--- BEGIN Information shown ---

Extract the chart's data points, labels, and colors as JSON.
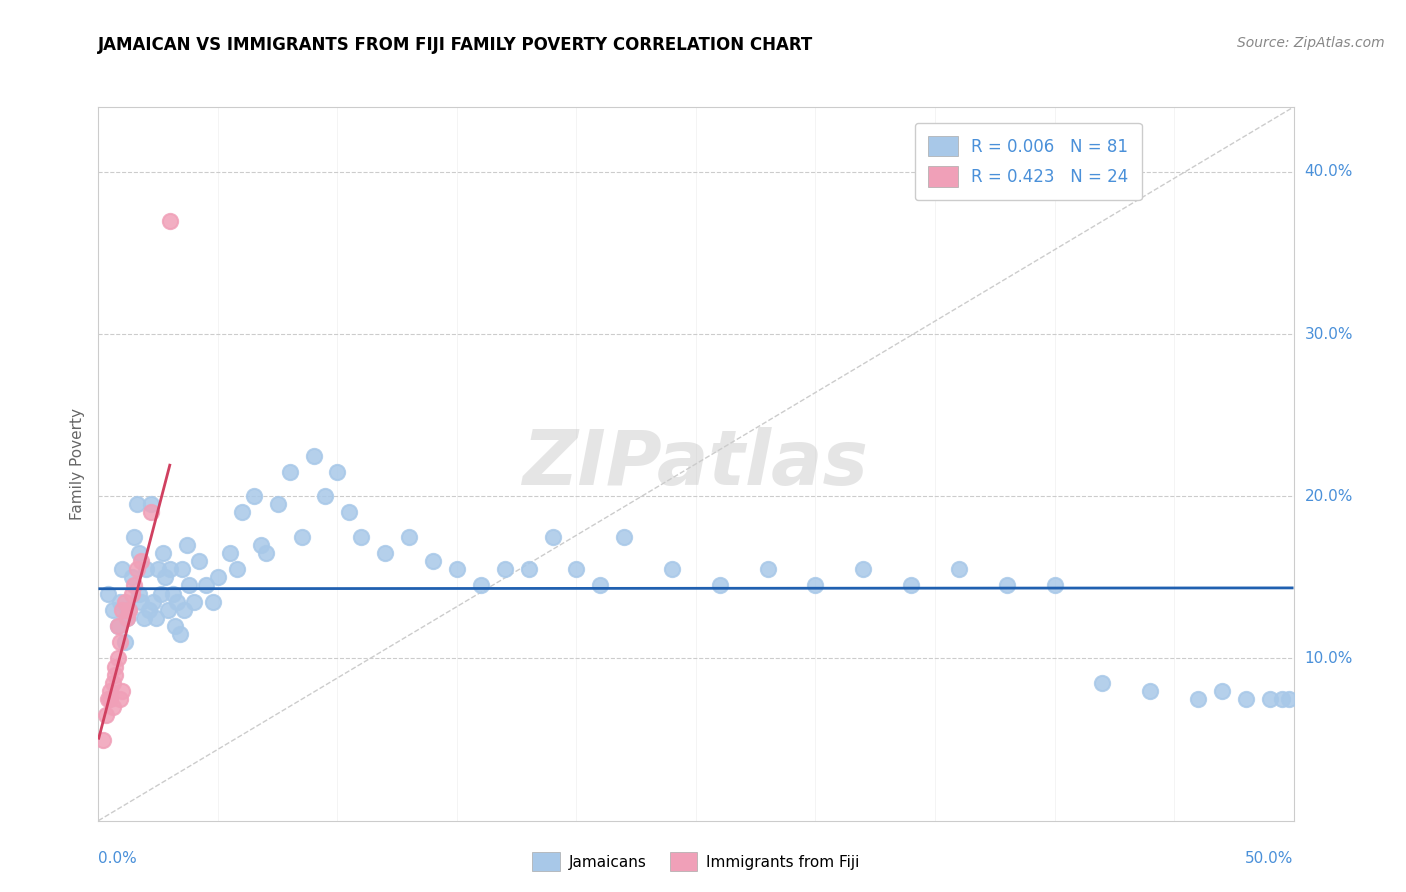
{
  "title": "JAMAICAN VS IMMIGRANTS FROM FIJI FAMILY POVERTY CORRELATION CHART",
  "source": "Source: ZipAtlas.com",
  "ylabel": "Family Poverty",
  "xmin": 0.0,
  "xmax": 0.5,
  "ymin": 0.0,
  "ymax": 0.44,
  "yticks": [
    0.1,
    0.2,
    0.3,
    0.4
  ],
  "ytick_labels": [
    "10.0%",
    "20.0%",
    "30.0%",
    "40.0%"
  ],
  "series1_color": "#a8c8e8",
  "series2_color": "#f0a0b8",
  "trend1_color": "#2060b0",
  "trend2_color": "#d04060",
  "watermark": "ZIPatlas",
  "legend1_label": "R = 0.006   N = 81",
  "legend2_label": "R = 0.423   N = 24",
  "bottom_label1": "Jamaicans",
  "bottom_label2": "Immigrants from Fiji",
  "jamaicans_x": [
    0.004,
    0.006,
    0.008,
    0.009,
    0.01,
    0.011,
    0.012,
    0.013,
    0.014,
    0.015,
    0.016,
    0.017,
    0.017,
    0.018,
    0.019,
    0.02,
    0.021,
    0.022,
    0.023,
    0.024,
    0.025,
    0.026,
    0.027,
    0.028,
    0.029,
    0.03,
    0.031,
    0.032,
    0.033,
    0.034,
    0.035,
    0.036,
    0.037,
    0.038,
    0.04,
    0.042,
    0.045,
    0.048,
    0.05,
    0.055,
    0.058,
    0.06,
    0.065,
    0.068,
    0.07,
    0.075,
    0.08,
    0.085,
    0.09,
    0.095,
    0.1,
    0.105,
    0.11,
    0.12,
    0.13,
    0.14,
    0.15,
    0.16,
    0.17,
    0.18,
    0.19,
    0.2,
    0.21,
    0.22,
    0.24,
    0.26,
    0.28,
    0.3,
    0.32,
    0.34,
    0.36,
    0.38,
    0.4,
    0.42,
    0.44,
    0.46,
    0.47,
    0.48,
    0.49,
    0.495,
    0.498
  ],
  "jamaicans_y": [
    0.14,
    0.13,
    0.12,
    0.135,
    0.155,
    0.11,
    0.125,
    0.13,
    0.15,
    0.175,
    0.195,
    0.165,
    0.14,
    0.135,
    0.125,
    0.155,
    0.13,
    0.195,
    0.135,
    0.125,
    0.155,
    0.14,
    0.165,
    0.15,
    0.13,
    0.155,
    0.14,
    0.12,
    0.135,
    0.115,
    0.155,
    0.13,
    0.17,
    0.145,
    0.135,
    0.16,
    0.145,
    0.135,
    0.15,
    0.165,
    0.155,
    0.19,
    0.2,
    0.17,
    0.165,
    0.195,
    0.215,
    0.175,
    0.225,
    0.2,
    0.215,
    0.19,
    0.175,
    0.165,
    0.175,
    0.16,
    0.155,
    0.145,
    0.155,
    0.155,
    0.175,
    0.155,
    0.145,
    0.175,
    0.155,
    0.145,
    0.155,
    0.145,
    0.155,
    0.145,
    0.155,
    0.145,
    0.145,
    0.085,
    0.08,
    0.075,
    0.08,
    0.075,
    0.075,
    0.075,
    0.075
  ],
  "fiji_x": [
    0.002,
    0.003,
    0.004,
    0.005,
    0.005,
    0.006,
    0.006,
    0.007,
    0.007,
    0.008,
    0.008,
    0.009,
    0.009,
    0.01,
    0.01,
    0.011,
    0.012,
    0.013,
    0.014,
    0.015,
    0.016,
    0.018,
    0.022,
    0.03
  ],
  "fiji_y": [
    0.05,
    0.065,
    0.075,
    0.075,
    0.08,
    0.085,
    0.07,
    0.09,
    0.095,
    0.1,
    0.12,
    0.11,
    0.075,
    0.13,
    0.08,
    0.135,
    0.125,
    0.13,
    0.14,
    0.145,
    0.155,
    0.16,
    0.19,
    0.37
  ],
  "jam_trend_intercept": 0.143,
  "jam_trend_slope": 0.001,
  "fiji_trend_x0": 0.0,
  "fiji_trend_y0": 0.05,
  "fiji_trend_x1": 0.03,
  "fiji_trend_y1": 0.22
}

--- END Information shown ---

- _Task to carry out_: Repeat the data exactly, without the pictures.

- _Completed task_:
Extract the chart's data points, labels, and colors as JSON.
{
  "title": "JAMAICAN VS IMMIGRANTS FROM FIJI FAMILY POVERTY CORRELATION CHART",
  "source": "Source: ZipAtlas.com",
  "ylabel": "Family Poverty",
  "xmin": 0.0,
  "xmax": 0.5,
  "ymin": 0.0,
  "ymax": 0.44,
  "yticks": [
    0.1,
    0.2,
    0.3,
    0.4
  ],
  "ytick_labels": [
    "10.0%",
    "20.0%",
    "30.0%",
    "40.0%"
  ],
  "series1_color": "#a8c8e8",
  "series2_color": "#f0a0b8",
  "trend1_color": "#2060b0",
  "trend2_color": "#d04060",
  "watermark": "ZIPatlas",
  "legend1_label": "R = 0.006   N = 81",
  "legend2_label": "R = 0.423   N = 24",
  "bottom_label1": "Jamaicans",
  "bottom_label2": "Immigrants from Fiji",
  "jamaicans_x": [
    0.004,
    0.006,
    0.008,
    0.009,
    0.01,
    0.011,
    0.012,
    0.013,
    0.014,
    0.015,
    0.016,
    0.017,
    0.017,
    0.018,
    0.019,
    0.02,
    0.021,
    0.022,
    0.023,
    0.024,
    0.025,
    0.026,
    0.027,
    0.028,
    0.029,
    0.03,
    0.031,
    0.032,
    0.033,
    0.034,
    0.035,
    0.036,
    0.037,
    0.038,
    0.04,
    0.042,
    0.045,
    0.048,
    0.05,
    0.055,
    0.058,
    0.06,
    0.065,
    0.068,
    0.07,
    0.075,
    0.08,
    0.085,
    0.09,
    0.095,
    0.1,
    0.105,
    0.11,
    0.12,
    0.13,
    0.14,
    0.15,
    0.16,
    0.17,
    0.18,
    0.19,
    0.2,
    0.21,
    0.22,
    0.24,
    0.26,
    0.28,
    0.3,
    0.32,
    0.34,
    0.36,
    0.38,
    0.4,
    0.42,
    0.44,
    0.46,
    0.47,
    0.48,
    0.49,
    0.495,
    0.498
  ],
  "jamaicans_y": [
    0.14,
    0.13,
    0.12,
    0.135,
    0.155,
    0.11,
    0.125,
    0.13,
    0.15,
    0.175,
    0.195,
    0.165,
    0.14,
    0.135,
    0.125,
    0.155,
    0.13,
    0.195,
    0.135,
    0.125,
    0.155,
    0.14,
    0.165,
    0.15,
    0.13,
    0.155,
    0.14,
    0.12,
    0.135,
    0.115,
    0.155,
    0.13,
    0.17,
    0.145,
    0.135,
    0.16,
    0.145,
    0.135,
    0.15,
    0.165,
    0.155,
    0.19,
    0.2,
    0.17,
    0.165,
    0.195,
    0.215,
    0.175,
    0.225,
    0.2,
    0.215,
    0.19,
    0.175,
    0.165,
    0.175,
    0.16,
    0.155,
    0.145,
    0.155,
    0.155,
    0.175,
    0.155,
    0.145,
    0.175,
    0.155,
    0.145,
    0.155,
    0.145,
    0.155,
    0.145,
    0.155,
    0.145,
    0.145,
    0.085,
    0.08,
    0.075,
    0.08,
    0.075,
    0.075,
    0.075,
    0.075
  ],
  "fiji_x": [
    0.002,
    0.003,
    0.004,
    0.005,
    0.005,
    0.006,
    0.006,
    0.007,
    0.007,
    0.008,
    0.008,
    0.009,
    0.009,
    0.01,
    0.01,
    0.011,
    0.012,
    0.013,
    0.014,
    0.015,
    0.016,
    0.018,
    0.022,
    0.03
  ],
  "fiji_y": [
    0.05,
    0.065,
    0.075,
    0.075,
    0.08,
    0.085,
    0.07,
    0.09,
    0.095,
    0.1,
    0.12,
    0.11,
    0.075,
    0.13,
    0.08,
    0.135,
    0.125,
    0.13,
    0.14,
    0.145,
    0.155,
    0.16,
    0.19,
    0.37
  ],
  "jam_trend_intercept": 0.143,
  "jam_trend_slope": 0.001,
  "fiji_trend_x0": 0.0,
  "fiji_trend_y0": 0.05,
  "fiji_trend_x1": 0.03,
  "fiji_trend_y1": 0.22
}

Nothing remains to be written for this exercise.